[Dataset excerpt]
-*-

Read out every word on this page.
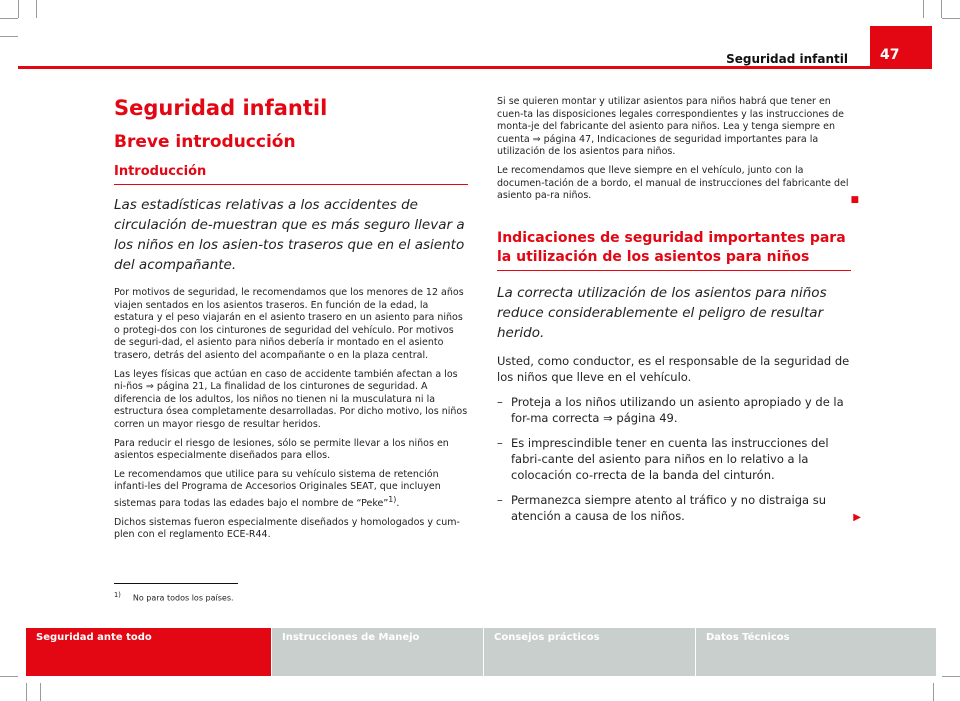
Seguridad infantil	47
Seguridad infantil
Breve introducción
Introducción
Las estadísticas relativas a los accidentes de circulación de-muestran que es más seguro llevar a los niños en los asien-tos traseros que en el asiento del acompañante.

Por motivos de seguridad, le recomendamos que los menores de 12 años viajen sentados en los asientos traseros. En función de la edad, la estatura y el peso viajarán en el asiento trasero en un asiento para niños o protegi-dos con los cinturones de seguridad del vehículo. Por motivos de seguri-dad, el asiento para niños debería ir montado en el asiento trasero, detrás del asiento del acompañante o en la plaza central.

Las leyes físicas que actúan en caso de accidente también afectan a los ni-ños ⇒ página 21, La finalidad de los cinturones de seguridad. A diferencia de los adultos, los niños no tienen ni la musculatura ni la estructura ósea completamente desarrolladas. Por dicho motivo, los niños corren un mayor riesgo de resultar heridos.

Para reducir el riesgo de lesiones, sólo se permite llevar a los niños en asientos especialmente diseñados para ellos.

Le recomendamos que utilice para su vehículo sistema de retención infanti-les del Programa de Accesorios Originales SEAT, que incluyen sistemas para todas las edades bajo el nombre de “Peke”$^{1)}$.

Dichos sistemas fueron especialmente diseñados y homologados y cum-plen con el reglamento ECE-R44.

Si se quieren montar y utilizar asientos para niños habrá que tener en cuen-ta las disposiciones legales correspondientes y las instrucciones de monta-je del fabricante del asiento para niños. Lea y tenga siempre en cuenta ⇒ página 47, Indicaciones de seguridad importantes para la utilización de los asientos para niños.

Le recomendamos que lleve siempre en el vehículo, junto con la documen-tación de a bordo, el manual de instrucciones del fabricante del asiento pa-ra niños.	■
Indicaciones de seguridad importantes para la utilización de los asientos para niños
La correcta utilización de los asientos para niños reduce considerablemente el peligro de resultar herido.
Usted, como conductor, es el responsable de la seguridad de los niños que lleve en el vehículo.
– Proteja a los niños utilizando un asiento apropiado y de la for-ma correcta ⇒ página 49.
– Es imprescindible tener en cuenta las instrucciones del fabri-cante del asiento para niños en lo relativo a la colocación co-rrecta de la banda del cinturón.
– Permanezca siempre atento al tráfico y no distraiga su atención a causa de los niños.	▶
$^{1)}$ No para todos los países.
Seguridad ante todo	Instrucciones de Manejo	Consejos prácticos	Datos Técnicos
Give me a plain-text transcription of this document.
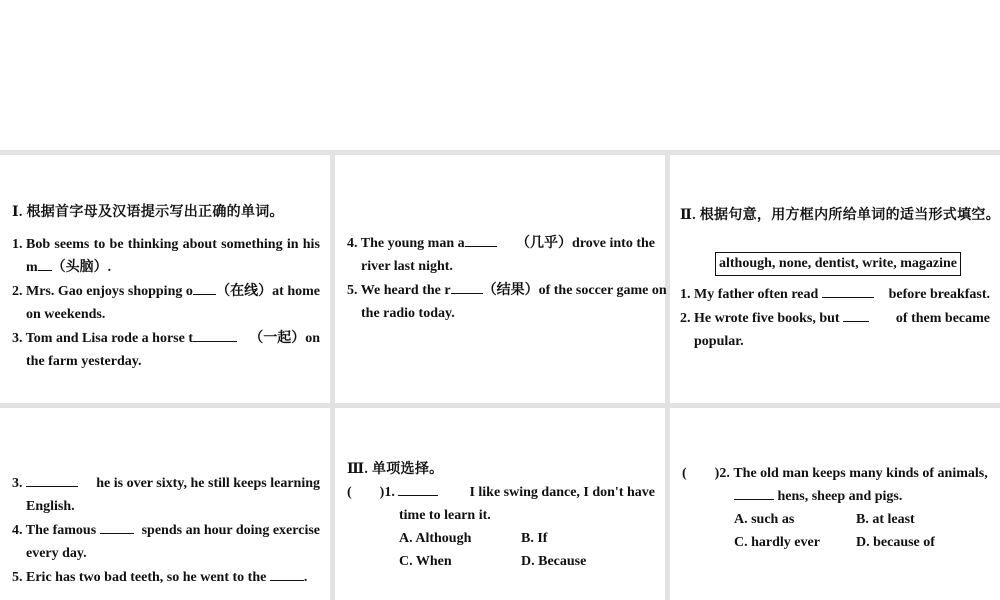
Ⅰ. 根据首字母及汉语提示写出正确的单词。
1. Bob seems to be thinking about something in his
m （头脑）.
2. Mrs. Gao enjoys shopping o （在线）at home
on weekends.
3. Tom and Lisa rode a horse t	（一起）on
the farm yesterday.
4. The young man a	（几乎）drove into the
river last night.
5. We heard the r	（结果）of the soccer game on
the radio today.
Ⅱ. 根据句意，用方框内所给单词的适当形式填空。
although, none, dentist, write, magazine
1. My father often read	before breakfast.
2. He wrote five books, but	of them became
popular.
3.	he is over sixty, he still keeps learning
English.
4. The famous	spends an hour doing exercise
every day.
5. Eric has two bad teeth, so he went to the
	.
Ⅲ. 单项选择。
(　　)1.	I like swing dance, I don't have
time to learn it.
A. Although	B. If
C. When	D. Because
(　　)2.
The old man keeps many kinds of animals,
hens, sheep and pigs.
A. such as	B. at least
C. hardly ever	D. because of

-*-

## SHORT TASK:
Copy each line of the records that contains the word "riesgo".

## SOLVED PROBLEM:
Las leyes físicas que actúan en caso de accidente también afectan a los ni-ños ⇒ página 21, La finalidad de los cinturones de seguridad. A diferencia de los adultos, los niños no tienen ni la musculatura ni la estructura ósea completamente desarrolladas. Por dicho motivo, los niños corren un mayor riesgo de resultar heridos.
Para reducir el riesgo de lesiones, sólo se permite llevar a los niños en asientos especialmente diseñados para ellos.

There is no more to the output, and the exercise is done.